What the task asks: Turn the material below into a numbered list, leaving out any blank lines.

-- Start of Supplied information --

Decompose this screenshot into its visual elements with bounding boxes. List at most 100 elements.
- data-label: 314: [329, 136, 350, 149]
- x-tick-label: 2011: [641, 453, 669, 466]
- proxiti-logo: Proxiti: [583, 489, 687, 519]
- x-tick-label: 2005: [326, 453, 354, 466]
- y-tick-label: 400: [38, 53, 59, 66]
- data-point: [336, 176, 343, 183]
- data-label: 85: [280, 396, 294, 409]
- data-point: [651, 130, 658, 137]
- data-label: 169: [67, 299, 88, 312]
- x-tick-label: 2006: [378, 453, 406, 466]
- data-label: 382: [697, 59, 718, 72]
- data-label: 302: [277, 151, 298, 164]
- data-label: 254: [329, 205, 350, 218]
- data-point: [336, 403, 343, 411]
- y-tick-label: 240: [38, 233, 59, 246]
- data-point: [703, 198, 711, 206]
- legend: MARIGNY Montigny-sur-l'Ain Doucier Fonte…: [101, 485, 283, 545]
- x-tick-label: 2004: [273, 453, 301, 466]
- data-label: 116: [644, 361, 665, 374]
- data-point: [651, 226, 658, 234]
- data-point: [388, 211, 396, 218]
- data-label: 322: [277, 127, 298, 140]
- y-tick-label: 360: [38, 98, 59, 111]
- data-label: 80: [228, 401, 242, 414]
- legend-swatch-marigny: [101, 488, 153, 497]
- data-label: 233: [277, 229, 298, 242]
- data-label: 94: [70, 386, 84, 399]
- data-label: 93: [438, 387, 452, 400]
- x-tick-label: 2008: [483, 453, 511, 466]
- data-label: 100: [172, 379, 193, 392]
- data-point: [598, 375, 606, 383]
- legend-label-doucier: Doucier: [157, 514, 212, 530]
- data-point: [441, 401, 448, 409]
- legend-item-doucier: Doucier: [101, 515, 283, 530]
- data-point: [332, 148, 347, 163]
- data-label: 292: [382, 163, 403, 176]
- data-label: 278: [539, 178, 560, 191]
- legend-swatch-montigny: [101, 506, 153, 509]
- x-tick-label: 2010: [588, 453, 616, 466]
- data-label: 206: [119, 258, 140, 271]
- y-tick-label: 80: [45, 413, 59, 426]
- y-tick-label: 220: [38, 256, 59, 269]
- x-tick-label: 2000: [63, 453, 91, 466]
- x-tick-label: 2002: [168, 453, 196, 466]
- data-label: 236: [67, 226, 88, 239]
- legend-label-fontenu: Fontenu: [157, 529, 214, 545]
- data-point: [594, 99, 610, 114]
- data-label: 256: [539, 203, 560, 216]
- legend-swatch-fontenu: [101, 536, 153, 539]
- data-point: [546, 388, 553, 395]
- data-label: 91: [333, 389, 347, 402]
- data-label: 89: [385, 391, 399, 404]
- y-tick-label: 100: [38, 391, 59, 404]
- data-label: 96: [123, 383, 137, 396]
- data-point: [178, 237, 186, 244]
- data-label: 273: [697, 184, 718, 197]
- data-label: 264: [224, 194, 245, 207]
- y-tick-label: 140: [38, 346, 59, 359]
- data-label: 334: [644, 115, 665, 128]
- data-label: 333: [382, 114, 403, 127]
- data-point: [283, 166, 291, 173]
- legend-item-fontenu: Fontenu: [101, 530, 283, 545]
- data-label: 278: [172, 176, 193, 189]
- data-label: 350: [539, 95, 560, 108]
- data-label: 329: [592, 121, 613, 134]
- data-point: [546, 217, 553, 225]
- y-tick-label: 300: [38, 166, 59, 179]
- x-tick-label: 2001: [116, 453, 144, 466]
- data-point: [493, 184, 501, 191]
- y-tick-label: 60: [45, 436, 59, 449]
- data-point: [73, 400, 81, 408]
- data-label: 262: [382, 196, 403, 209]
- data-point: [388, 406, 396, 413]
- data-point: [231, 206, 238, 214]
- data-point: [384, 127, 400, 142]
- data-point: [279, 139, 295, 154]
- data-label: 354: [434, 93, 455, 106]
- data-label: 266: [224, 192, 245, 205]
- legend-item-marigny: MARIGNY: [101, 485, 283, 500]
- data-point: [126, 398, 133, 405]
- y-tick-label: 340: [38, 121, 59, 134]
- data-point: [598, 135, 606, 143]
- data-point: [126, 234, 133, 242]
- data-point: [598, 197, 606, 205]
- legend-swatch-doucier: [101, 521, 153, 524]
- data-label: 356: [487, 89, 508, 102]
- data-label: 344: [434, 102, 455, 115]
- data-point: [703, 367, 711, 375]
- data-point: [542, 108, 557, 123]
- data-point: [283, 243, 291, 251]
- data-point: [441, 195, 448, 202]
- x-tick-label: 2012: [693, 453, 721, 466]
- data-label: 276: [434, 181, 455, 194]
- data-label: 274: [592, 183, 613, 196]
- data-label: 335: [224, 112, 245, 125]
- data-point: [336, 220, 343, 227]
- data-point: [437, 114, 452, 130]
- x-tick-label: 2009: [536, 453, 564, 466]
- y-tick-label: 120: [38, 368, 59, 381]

-- End of Supplied information --

Task result:
1. Decompose this screenshot into its visual elements with bounding boxes. List at most 100 elements.
2. - data-label: 314: [329, 136, 350, 149]
3. - x-tick-label: 2011: [641, 453, 669, 466]
4. - proxiti-logo: Proxiti: [583, 489, 687, 519]
5. - x-tick-label: 2005: [326, 453, 354, 466]
6. - y-tick-label: 400: [38, 53, 59, 66]
7. - data-point: [336, 176, 343, 183]
8. - data-label: 85: [280, 396, 294, 409]
9. - data-point: [651, 130, 658, 137]
10. - data-label: 169: [67, 299, 88, 312]
11. - x-tick-label: 2006: [378, 453, 406, 466]
12. - data-label: 382: [697, 59, 718, 72]
13. - data-label: 302: [277, 151, 298, 164]
14. - data-label: 254: [329, 205, 350, 218]
15. - data-point: [336, 403, 343, 411]
16. - y-tick-label: 240: [38, 233, 59, 246]
17. - data-point: [703, 198, 711, 206]
18. - legend: MARIGNY Montigny-sur-l'Ain Doucier Fonte…: [101, 485, 283, 545]
19. - x-tick-label: 2004: [273, 453, 301, 466]
20. - data-label: 116: [644, 361, 665, 374]
21. - data-point: [651, 226, 658, 234]
22. - data-point: [388, 211, 396, 218]
23. - data-label: 322: [277, 127, 298, 140]
24. - y-tick-label: 360: [38, 98, 59, 111]
25. - data-label: 80: [228, 401, 242, 414]
26. - legend-swatch-marigny: [101, 488, 153, 497]
27. - data-label: 233: [277, 229, 298, 242]
28. - data-label: 94: [70, 386, 84, 399]
29. - data-label: 93: [438, 387, 452, 400]
30. - x-tick-label: 2008: [483, 453, 511, 466]
31. - data-label: 100: [172, 379, 193, 392]
32. - data-point: [598, 375, 606, 383]
33. - legend-label-doucier: Doucier: [157, 514, 212, 530]
34. - data-point: [441, 401, 448, 409]
35. - legend-item-doucier: Doucier: [101, 515, 283, 530]
36. - data-point: [332, 148, 347, 163]
37. - data-label: 292: [382, 163, 403, 176]
38. - data-label: 278: [539, 178, 560, 191]
39. - legend-swatch-montigny: [101, 506, 153, 509]
40. - x-tick-label: 2010: [588, 453, 616, 466]
41. - data-label: 206: [119, 258, 140, 271]
42. - y-tick-label: 80: [45, 413, 59, 426]
43. - y-tick-label: 220: [38, 256, 59, 269]
44. - x-tick-label: 2000: [63, 453, 91, 466]
45. - x-tick-label: 2002: [168, 453, 196, 466]
46. - data-label: 236: [67, 226, 88, 239]
47. - legend-label-fontenu: Fontenu: [157, 529, 214, 545]
48. - data-point: [594, 99, 610, 114]
49. - data-label: 256: [539, 203, 560, 216]
50. - legend-swatch-fontenu: [101, 536, 153, 539]
51. - data-point: [546, 388, 553, 395]
52. - data-label: 91: [333, 389, 347, 402]
53. - data-label: 89: [385, 391, 399, 404]
54. - y-tick-label: 100: [38, 391, 59, 404]
55. - data-label: 96: [123, 383, 137, 396]
56. - data-point: [178, 237, 186, 244]
57. - data-label: 273: [697, 184, 718, 197]
58. - data-label: 264: [224, 194, 245, 207]
59. - y-tick-label: 140: [38, 346, 59, 359]
60. - data-label: 334: [644, 115, 665, 128]
61. - data-label: 333: [382, 114, 403, 127]
62. - data-point: [283, 166, 291, 173]
63. - legend-item-fontenu: Fontenu: [101, 530, 283, 545]
64. - data-label: 278: [172, 176, 193, 189]
65. - data-label: 350: [539, 95, 560, 108]
66. - data-label: 329: [592, 121, 613, 134]
67. - data-point: [546, 217, 553, 225]
68. - y-tick-label: 300: [38, 166, 59, 179]
69. - x-tick-label: 2001: [116, 453, 144, 466]
70. - data-point: [493, 184, 501, 191]
71. - y-tick-label: 60: [45, 436, 59, 449]
72. - data-point: [73, 400, 81, 408]
73. - data-label: 262: [382, 196, 403, 209]
74. - data-point: [388, 406, 396, 413]
75. - data-point: [231, 206, 238, 214]
76. - data-point: [384, 127, 400, 142]
77. - data-point: [279, 139, 295, 154]
78. - data-label: 354: [434, 93, 455, 106]
79. - data-label: 266: [224, 192, 245, 205]
80. - legend-item-marigny: MARIGNY: [101, 485, 283, 500]
81. - data-point: [126, 398, 133, 405]
82. - y-tick-label: 340: [38, 121, 59, 134]
83. - data-point: [598, 135, 606, 143]
84. - data-point: [126, 234, 133, 242]
85. - data-point: [598, 197, 606, 205]
86. - legend-swatch-doucier: [101, 521, 153, 524]
87. - data-label: 356: [487, 89, 508, 102]
88. - data-label: 344: [434, 102, 455, 115]
89. - data-point: [703, 367, 711, 375]
90. - data-point: [542, 108, 557, 123]
91. - data-point: [283, 243, 291, 251]
92. - data-point: [441, 195, 448, 202]
93. - x-tick-label: 2012: [693, 453, 721, 466]
94. - data-label: 276: [434, 181, 455, 194]
95. - data-label: 274: [592, 183, 613, 196]
96. - data-label: 335: [224, 112, 245, 125]
97. - data-point: [336, 220, 343, 227]
98. - data-point: [437, 114, 452, 130]
99. - x-tick-label: 2009: [536, 453, 564, 466]
100. - y-tick-label: 120: [38, 368, 59, 381]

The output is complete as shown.